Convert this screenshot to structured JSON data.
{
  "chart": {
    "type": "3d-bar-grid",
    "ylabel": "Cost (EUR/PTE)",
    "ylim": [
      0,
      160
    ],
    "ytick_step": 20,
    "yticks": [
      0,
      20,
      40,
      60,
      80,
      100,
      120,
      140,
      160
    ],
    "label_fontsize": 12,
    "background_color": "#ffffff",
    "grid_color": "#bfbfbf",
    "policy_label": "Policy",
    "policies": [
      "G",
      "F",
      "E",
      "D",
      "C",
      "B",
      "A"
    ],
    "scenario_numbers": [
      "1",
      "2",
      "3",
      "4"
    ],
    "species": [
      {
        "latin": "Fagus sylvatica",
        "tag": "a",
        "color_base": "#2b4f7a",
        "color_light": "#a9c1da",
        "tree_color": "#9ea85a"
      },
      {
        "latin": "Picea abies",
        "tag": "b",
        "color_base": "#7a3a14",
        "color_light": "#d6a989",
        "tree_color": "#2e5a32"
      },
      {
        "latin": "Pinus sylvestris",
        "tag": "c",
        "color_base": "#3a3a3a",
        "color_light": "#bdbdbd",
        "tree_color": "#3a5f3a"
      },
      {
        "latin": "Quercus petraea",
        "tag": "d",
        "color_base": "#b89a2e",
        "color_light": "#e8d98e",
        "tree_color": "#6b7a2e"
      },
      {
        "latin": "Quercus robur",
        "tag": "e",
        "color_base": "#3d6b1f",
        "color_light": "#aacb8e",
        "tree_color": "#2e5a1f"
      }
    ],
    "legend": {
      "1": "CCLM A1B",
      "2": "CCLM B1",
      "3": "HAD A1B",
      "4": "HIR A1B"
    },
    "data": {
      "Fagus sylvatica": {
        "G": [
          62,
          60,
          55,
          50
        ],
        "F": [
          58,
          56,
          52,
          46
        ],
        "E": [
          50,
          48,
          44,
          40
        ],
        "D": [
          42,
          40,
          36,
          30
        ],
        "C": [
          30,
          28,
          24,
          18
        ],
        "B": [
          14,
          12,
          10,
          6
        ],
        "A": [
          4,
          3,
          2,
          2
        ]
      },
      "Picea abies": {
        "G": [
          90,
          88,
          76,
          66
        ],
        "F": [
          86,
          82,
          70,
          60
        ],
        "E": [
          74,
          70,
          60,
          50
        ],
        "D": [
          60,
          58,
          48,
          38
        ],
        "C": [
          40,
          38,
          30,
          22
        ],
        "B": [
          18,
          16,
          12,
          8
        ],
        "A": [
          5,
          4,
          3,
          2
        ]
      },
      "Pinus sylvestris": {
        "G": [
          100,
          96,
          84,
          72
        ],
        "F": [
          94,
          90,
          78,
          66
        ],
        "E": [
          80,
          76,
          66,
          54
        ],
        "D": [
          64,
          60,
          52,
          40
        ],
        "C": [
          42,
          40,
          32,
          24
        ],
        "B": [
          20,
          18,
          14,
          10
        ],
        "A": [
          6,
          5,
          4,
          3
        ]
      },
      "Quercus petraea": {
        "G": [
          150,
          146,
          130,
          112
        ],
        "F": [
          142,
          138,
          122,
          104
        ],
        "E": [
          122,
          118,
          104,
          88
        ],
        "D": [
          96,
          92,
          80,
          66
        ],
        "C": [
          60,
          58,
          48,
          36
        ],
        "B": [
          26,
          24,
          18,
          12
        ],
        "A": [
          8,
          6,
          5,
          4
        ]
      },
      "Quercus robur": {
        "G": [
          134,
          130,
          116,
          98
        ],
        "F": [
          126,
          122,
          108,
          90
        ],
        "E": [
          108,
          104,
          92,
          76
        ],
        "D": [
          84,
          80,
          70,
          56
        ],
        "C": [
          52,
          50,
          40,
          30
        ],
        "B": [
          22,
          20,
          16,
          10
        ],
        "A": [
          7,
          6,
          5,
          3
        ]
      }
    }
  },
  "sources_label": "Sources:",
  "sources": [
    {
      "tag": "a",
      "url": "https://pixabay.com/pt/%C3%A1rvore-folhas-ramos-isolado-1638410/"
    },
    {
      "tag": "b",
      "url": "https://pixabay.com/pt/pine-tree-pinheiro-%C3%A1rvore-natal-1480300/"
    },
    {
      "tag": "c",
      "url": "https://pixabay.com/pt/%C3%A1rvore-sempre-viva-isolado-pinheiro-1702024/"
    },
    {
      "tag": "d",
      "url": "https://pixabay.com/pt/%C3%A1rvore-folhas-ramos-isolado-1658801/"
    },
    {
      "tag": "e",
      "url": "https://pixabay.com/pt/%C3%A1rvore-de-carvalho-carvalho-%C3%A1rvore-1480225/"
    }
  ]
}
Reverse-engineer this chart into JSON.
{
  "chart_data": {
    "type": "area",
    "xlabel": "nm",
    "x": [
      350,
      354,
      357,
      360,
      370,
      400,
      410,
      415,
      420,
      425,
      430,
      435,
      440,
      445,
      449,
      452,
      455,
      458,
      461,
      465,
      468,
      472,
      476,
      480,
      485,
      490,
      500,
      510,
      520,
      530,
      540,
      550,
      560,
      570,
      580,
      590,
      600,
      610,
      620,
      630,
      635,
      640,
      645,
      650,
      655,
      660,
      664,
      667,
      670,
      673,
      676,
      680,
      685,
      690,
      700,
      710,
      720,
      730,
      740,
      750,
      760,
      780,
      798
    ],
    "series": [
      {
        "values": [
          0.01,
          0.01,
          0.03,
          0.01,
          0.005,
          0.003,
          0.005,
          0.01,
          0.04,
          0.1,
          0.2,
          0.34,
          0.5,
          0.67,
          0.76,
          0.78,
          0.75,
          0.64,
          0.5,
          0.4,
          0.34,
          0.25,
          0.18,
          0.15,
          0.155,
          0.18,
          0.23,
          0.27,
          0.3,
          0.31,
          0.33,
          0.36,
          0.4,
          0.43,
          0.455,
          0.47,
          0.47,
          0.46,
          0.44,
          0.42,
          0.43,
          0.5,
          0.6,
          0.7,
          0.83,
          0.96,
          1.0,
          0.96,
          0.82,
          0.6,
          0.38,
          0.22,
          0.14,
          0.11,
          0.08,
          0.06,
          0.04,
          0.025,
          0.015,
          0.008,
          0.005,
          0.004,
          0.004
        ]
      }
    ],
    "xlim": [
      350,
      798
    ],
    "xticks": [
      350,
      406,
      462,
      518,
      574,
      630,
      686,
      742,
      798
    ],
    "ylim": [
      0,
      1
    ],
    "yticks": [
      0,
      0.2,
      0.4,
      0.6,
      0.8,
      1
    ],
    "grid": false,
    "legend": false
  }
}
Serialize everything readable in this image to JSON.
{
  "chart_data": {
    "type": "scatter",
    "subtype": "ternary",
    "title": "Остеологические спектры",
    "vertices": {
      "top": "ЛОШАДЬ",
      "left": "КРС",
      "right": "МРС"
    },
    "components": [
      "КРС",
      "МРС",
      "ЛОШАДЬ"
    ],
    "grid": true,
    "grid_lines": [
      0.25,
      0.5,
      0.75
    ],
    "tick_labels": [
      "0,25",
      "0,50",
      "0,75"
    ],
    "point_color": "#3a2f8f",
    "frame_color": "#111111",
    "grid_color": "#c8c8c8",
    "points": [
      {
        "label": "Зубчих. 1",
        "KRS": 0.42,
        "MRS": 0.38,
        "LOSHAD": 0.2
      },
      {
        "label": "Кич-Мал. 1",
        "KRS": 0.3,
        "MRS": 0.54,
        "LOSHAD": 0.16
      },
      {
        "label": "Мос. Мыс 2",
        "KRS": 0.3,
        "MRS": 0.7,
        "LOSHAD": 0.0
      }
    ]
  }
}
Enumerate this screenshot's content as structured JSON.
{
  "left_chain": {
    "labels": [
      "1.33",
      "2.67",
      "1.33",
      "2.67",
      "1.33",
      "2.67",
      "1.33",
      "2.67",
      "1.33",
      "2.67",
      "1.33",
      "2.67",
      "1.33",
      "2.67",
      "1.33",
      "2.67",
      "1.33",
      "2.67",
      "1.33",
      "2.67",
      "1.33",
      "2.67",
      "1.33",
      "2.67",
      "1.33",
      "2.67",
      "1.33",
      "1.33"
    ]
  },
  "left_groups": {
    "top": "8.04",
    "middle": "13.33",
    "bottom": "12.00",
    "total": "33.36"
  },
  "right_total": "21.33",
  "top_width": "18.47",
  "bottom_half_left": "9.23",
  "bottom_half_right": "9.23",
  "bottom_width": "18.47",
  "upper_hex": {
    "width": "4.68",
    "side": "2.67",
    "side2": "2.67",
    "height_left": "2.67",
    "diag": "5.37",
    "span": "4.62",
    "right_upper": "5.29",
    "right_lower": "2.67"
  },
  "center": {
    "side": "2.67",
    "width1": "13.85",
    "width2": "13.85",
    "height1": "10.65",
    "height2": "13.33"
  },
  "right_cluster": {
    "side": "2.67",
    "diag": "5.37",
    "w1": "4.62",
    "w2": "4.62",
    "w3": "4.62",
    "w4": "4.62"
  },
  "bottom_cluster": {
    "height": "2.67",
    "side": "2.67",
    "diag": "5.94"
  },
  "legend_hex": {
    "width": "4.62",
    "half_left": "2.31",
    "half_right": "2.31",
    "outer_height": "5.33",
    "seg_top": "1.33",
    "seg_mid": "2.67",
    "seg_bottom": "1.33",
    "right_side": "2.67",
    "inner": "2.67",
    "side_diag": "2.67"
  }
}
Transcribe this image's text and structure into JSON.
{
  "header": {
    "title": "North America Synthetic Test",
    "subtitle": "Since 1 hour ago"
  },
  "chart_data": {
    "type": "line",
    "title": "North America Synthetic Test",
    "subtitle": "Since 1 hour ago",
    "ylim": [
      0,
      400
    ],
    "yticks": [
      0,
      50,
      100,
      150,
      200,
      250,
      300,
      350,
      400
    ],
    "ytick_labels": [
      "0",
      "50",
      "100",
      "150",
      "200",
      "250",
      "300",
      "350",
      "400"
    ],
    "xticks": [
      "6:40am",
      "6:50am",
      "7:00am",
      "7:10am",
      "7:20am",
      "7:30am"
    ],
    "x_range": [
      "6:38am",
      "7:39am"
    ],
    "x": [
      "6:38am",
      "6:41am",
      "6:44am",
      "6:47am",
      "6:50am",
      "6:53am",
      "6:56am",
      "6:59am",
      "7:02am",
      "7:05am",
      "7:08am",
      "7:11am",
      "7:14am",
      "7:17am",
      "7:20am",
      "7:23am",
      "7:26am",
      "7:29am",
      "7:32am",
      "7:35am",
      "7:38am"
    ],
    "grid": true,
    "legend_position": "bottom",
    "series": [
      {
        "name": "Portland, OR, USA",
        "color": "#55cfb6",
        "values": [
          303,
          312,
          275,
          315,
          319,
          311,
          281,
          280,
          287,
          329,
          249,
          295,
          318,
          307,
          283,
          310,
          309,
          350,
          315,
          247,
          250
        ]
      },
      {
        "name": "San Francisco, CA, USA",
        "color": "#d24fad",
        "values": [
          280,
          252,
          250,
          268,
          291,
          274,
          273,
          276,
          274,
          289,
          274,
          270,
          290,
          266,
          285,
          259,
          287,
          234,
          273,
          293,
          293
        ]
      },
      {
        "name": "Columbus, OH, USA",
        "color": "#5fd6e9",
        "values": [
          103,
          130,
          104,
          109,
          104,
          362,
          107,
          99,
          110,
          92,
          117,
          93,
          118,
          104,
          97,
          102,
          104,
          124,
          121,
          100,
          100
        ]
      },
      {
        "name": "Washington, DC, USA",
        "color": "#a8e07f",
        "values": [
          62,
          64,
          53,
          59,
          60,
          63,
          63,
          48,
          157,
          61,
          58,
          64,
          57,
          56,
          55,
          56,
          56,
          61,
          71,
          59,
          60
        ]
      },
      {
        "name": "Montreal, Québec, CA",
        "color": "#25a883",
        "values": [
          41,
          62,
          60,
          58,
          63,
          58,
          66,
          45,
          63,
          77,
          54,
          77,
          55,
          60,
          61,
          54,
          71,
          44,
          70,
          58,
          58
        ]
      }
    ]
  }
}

※

### Task description
Gather each line in these records that contains the string "https".

### Solution to the problem
      "url": "https://pixabay.com/pt/%C3%A1rvore-folhas-ramos-isolado-1638410/"
      "url": "https://pixabay.com/pt/pine-tree-pinheiro-%C3%A1rvore-natal-1480300/"
      "url": "https://pixabay.com/pt/%C3%A1rvore-sempre-viva-isolado-pinheiro-1702024/"
      "url": "https://pixabay.com/pt/%C3%A1rvore-folhas-ramos-isolado-1658801/"
      "url": "https://pixabay.com/pt/%C3%A1rvore-de-carvalho-carvalho-%C3%A1rvore-1480225/"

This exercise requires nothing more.